EXERCISE PROMPT:
Look for the string "Metals" in every line, and copy each line that has it.
━━━━━ EXCERPTED DATA
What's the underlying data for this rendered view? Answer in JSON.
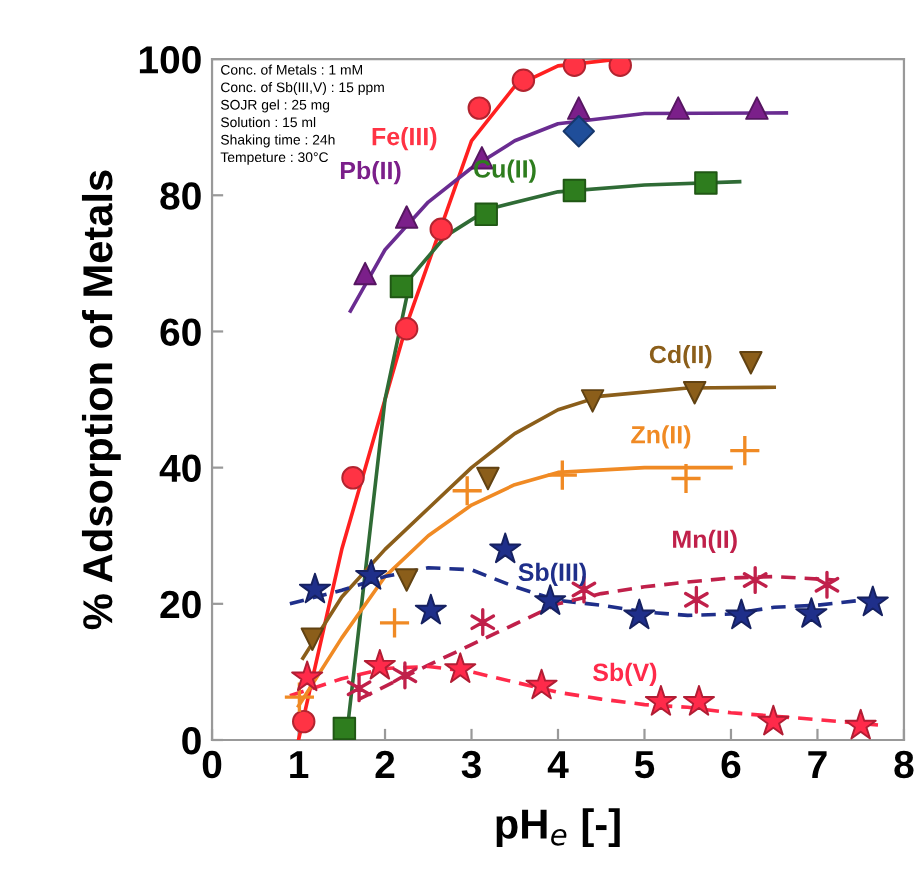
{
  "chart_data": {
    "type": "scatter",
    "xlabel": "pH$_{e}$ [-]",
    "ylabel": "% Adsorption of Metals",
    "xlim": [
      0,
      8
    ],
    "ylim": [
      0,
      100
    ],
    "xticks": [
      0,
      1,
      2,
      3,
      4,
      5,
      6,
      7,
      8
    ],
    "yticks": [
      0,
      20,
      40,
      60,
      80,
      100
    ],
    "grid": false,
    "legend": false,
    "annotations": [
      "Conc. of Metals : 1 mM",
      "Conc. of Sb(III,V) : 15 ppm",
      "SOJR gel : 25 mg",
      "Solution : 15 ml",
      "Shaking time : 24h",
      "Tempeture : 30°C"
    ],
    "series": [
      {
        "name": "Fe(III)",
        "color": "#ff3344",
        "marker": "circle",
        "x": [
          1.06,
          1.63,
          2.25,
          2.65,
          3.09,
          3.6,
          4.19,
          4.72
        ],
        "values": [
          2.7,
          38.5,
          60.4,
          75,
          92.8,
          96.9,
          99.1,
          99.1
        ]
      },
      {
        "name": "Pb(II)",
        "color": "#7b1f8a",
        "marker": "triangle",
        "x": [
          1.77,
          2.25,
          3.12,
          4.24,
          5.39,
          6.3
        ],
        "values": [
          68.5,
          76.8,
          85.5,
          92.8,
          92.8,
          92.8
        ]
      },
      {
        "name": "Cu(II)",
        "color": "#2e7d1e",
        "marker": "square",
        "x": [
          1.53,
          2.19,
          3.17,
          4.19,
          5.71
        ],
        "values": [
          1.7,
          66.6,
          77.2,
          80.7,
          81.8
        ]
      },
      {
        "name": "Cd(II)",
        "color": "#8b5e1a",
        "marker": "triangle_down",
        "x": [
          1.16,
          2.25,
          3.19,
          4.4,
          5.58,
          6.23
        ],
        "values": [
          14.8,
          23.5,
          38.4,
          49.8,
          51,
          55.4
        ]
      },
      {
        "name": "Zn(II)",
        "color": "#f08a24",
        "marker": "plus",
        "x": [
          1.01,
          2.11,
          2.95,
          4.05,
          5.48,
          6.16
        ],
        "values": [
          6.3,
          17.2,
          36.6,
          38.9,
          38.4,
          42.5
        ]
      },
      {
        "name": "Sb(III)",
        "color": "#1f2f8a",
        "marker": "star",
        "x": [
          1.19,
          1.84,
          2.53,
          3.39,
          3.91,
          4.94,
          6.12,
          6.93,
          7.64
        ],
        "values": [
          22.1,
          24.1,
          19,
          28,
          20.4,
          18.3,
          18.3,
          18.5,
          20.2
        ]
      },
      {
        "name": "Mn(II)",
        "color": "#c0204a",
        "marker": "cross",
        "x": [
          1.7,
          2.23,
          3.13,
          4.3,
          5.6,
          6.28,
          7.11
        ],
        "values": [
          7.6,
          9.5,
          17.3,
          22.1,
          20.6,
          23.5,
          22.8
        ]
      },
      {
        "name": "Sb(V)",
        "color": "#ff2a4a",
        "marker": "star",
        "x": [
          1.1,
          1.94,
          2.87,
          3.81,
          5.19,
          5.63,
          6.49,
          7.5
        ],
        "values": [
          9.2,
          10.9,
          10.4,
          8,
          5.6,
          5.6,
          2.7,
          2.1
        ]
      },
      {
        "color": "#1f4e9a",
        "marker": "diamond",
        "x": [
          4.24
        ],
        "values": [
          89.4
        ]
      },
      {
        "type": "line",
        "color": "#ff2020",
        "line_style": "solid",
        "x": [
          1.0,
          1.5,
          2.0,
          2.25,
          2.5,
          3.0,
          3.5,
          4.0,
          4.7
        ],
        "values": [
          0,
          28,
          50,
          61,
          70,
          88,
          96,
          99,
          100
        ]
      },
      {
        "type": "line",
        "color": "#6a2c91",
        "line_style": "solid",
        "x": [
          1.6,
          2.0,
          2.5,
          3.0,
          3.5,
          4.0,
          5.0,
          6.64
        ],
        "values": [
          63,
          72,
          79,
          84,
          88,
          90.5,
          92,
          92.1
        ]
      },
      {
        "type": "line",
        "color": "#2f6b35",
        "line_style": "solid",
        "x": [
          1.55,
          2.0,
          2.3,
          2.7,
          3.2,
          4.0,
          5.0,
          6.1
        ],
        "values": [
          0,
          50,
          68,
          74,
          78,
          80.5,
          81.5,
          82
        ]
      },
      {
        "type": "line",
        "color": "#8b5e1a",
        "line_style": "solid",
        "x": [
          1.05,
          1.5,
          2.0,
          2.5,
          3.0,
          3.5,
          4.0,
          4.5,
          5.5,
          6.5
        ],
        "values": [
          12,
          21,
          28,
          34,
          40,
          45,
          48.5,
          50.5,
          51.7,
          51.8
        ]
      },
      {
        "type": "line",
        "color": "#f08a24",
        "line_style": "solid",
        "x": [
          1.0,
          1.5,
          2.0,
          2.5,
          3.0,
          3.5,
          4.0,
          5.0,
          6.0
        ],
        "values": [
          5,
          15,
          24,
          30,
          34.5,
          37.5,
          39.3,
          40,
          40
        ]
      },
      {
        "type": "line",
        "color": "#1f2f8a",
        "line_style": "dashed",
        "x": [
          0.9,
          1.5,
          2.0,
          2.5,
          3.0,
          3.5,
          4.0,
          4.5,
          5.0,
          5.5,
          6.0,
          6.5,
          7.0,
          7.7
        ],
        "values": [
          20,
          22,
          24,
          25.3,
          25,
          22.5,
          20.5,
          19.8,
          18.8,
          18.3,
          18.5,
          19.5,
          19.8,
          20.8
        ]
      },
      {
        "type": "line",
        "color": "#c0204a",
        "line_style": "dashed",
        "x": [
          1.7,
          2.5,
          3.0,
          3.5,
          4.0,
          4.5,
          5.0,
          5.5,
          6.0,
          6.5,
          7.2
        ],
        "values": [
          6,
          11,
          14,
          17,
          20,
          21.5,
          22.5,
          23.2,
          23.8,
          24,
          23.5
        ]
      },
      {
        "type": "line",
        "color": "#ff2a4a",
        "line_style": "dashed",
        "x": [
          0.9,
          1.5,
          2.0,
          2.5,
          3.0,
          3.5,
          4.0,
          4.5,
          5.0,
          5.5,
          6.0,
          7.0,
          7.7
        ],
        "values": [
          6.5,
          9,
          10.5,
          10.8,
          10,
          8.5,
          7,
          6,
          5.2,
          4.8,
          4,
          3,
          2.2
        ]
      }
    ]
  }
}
━━━━━━━━━━
RESULT OF THIS EXERCISE:
    "ylabel": "% Adsorption of Metals",
      "Conc. of Metals : 1 mM",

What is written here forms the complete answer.